== Instructions to follow ==
Extract every line of the material that holds the string "header".

(Excerpt from a dataset)
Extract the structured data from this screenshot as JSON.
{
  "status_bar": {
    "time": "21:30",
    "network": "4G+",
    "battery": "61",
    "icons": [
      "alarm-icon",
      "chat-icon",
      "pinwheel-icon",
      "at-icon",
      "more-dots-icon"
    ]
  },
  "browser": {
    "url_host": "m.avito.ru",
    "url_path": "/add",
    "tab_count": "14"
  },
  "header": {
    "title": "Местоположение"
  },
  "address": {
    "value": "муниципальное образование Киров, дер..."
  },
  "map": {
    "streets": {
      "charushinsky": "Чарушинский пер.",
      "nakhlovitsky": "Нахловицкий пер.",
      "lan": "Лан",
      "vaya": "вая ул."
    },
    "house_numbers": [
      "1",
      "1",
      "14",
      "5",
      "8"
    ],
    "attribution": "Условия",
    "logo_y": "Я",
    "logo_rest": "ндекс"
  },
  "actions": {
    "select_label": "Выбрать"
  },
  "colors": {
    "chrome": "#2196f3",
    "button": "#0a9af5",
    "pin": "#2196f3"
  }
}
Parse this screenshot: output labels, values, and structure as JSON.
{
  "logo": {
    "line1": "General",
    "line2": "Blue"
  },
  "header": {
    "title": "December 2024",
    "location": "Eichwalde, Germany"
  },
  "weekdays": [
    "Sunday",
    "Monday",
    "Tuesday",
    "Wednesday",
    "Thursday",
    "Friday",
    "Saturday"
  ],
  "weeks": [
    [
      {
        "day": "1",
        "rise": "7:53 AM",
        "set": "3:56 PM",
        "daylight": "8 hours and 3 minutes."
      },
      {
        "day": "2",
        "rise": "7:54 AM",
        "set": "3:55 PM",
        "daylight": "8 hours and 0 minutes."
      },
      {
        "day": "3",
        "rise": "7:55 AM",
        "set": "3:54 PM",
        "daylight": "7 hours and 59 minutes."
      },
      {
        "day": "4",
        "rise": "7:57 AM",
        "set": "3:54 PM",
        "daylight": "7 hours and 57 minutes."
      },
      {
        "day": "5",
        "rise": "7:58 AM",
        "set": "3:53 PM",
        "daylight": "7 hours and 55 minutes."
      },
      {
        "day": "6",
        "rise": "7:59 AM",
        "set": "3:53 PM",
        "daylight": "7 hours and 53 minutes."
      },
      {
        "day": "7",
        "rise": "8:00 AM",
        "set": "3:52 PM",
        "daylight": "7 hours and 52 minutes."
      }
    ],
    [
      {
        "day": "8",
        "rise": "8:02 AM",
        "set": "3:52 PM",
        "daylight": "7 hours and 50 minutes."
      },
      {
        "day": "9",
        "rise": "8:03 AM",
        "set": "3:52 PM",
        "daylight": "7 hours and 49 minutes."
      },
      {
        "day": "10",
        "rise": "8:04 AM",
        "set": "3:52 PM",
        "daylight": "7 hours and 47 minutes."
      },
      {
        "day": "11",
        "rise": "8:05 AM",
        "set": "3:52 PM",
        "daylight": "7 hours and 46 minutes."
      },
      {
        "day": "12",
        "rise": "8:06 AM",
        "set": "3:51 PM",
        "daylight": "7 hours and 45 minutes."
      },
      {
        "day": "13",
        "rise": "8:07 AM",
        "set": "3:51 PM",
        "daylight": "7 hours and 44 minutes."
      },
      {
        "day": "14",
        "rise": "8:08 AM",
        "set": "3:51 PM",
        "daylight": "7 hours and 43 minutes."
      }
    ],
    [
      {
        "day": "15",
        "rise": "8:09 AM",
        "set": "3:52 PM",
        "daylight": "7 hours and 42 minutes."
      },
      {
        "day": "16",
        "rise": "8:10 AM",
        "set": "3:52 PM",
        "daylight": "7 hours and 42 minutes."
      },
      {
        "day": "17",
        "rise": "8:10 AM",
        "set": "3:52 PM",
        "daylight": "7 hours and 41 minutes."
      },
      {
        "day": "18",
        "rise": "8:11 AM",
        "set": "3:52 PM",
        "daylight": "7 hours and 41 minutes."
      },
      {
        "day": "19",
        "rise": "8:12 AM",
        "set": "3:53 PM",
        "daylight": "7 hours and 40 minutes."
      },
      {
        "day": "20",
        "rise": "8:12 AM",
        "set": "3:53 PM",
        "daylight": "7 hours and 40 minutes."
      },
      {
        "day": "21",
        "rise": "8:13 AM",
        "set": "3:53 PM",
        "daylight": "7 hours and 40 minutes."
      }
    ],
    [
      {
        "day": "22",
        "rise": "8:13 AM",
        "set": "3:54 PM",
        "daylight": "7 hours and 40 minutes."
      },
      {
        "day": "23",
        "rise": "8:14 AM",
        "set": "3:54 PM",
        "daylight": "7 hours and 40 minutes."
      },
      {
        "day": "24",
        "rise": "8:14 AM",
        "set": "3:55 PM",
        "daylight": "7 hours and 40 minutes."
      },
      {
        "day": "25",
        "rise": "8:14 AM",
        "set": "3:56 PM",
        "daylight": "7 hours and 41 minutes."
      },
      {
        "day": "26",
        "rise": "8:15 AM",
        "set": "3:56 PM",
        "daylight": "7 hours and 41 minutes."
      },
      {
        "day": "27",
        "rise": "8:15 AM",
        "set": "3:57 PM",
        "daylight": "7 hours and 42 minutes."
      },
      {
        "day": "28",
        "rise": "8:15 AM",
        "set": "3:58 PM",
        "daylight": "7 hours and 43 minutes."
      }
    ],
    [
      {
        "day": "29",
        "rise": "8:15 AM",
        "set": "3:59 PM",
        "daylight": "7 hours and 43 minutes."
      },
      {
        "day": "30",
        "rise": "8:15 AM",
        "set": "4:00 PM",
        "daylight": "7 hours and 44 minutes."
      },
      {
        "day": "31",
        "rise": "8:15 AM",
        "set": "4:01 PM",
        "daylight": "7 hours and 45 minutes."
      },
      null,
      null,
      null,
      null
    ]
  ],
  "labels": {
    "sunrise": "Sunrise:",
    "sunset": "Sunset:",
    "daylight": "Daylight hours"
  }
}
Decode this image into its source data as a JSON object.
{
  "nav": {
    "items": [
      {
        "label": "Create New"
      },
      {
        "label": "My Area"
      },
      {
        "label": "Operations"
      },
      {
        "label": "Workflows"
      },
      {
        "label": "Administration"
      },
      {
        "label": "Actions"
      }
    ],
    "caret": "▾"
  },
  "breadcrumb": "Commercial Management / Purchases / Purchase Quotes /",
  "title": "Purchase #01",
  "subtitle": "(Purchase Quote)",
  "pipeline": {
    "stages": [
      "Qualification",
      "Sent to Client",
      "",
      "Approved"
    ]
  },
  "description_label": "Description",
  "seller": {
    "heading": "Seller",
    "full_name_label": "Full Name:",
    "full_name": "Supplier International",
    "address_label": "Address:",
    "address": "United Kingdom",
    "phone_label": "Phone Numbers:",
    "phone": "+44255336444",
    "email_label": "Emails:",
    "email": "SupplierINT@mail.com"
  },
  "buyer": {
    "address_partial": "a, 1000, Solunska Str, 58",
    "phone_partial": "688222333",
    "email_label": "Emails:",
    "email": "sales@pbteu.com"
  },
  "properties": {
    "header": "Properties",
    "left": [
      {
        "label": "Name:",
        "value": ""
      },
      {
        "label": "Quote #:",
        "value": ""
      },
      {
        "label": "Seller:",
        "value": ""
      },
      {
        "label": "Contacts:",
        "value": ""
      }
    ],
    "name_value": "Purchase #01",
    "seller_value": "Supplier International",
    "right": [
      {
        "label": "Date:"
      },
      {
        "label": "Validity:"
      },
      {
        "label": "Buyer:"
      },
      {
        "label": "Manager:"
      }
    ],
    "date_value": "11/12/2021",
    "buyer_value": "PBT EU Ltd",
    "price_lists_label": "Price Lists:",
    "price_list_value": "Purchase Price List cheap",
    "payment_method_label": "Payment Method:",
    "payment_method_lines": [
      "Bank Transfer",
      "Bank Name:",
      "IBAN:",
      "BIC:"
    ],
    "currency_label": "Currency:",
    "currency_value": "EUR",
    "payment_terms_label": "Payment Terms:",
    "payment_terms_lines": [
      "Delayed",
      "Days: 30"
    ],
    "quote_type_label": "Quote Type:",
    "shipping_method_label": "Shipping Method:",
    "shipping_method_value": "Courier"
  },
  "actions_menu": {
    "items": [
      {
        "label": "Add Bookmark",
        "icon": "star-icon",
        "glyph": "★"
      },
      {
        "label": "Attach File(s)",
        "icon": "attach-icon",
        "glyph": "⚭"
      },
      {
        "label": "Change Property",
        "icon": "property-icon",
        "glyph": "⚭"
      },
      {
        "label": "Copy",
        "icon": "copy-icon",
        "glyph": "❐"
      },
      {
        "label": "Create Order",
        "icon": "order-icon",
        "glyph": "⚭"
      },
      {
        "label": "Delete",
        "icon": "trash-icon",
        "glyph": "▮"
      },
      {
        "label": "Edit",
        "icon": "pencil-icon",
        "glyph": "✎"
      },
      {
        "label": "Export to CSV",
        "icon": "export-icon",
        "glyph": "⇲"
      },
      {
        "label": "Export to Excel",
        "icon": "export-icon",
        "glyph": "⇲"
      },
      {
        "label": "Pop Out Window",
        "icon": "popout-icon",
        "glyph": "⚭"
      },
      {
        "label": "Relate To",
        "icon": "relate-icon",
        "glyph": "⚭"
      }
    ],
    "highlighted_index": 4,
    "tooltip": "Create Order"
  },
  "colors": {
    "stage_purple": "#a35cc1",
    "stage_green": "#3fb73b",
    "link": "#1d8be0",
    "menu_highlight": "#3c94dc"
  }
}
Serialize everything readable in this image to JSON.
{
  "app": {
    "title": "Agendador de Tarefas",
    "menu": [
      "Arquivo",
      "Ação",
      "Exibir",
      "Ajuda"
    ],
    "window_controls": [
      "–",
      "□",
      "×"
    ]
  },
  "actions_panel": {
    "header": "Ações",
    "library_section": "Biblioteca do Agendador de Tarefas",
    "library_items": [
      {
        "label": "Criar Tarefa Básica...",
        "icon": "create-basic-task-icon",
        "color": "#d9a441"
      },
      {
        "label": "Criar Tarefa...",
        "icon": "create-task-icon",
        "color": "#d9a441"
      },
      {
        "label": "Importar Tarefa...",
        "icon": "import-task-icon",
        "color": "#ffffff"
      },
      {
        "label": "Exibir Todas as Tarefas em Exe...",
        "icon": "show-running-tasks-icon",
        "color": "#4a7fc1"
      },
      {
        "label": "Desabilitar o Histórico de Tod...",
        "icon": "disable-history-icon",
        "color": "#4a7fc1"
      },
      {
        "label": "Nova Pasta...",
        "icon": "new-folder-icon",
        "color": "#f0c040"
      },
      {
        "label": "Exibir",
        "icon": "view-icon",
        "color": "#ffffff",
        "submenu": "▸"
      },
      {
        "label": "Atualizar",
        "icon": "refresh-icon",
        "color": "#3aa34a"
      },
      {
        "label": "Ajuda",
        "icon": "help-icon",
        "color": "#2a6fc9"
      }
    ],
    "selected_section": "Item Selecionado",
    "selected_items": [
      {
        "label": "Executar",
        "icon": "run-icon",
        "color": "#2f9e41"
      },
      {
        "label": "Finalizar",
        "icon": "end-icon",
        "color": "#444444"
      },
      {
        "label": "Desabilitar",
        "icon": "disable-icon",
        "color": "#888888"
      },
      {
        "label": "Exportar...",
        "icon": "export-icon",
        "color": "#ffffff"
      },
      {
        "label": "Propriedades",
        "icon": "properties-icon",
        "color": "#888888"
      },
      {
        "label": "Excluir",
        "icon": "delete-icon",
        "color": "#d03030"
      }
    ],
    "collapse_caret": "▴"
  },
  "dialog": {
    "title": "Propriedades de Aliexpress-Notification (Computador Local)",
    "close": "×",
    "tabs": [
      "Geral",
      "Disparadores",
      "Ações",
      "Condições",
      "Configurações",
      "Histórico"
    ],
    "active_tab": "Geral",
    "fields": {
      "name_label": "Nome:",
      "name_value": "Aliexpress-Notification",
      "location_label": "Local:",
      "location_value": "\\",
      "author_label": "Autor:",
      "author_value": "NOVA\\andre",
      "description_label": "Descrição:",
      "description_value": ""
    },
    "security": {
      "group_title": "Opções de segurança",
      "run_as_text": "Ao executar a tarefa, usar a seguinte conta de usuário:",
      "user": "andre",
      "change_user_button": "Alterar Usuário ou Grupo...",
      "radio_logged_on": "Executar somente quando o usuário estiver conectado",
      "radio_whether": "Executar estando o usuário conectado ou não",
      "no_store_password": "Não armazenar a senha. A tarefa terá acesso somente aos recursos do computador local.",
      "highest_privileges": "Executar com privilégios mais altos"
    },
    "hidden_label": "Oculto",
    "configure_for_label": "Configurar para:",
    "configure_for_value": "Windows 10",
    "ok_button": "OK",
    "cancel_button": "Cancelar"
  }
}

== Solution to the exercise ==
  "header": {
  "header": {
    "header": "Properties",
    "header": "Ações",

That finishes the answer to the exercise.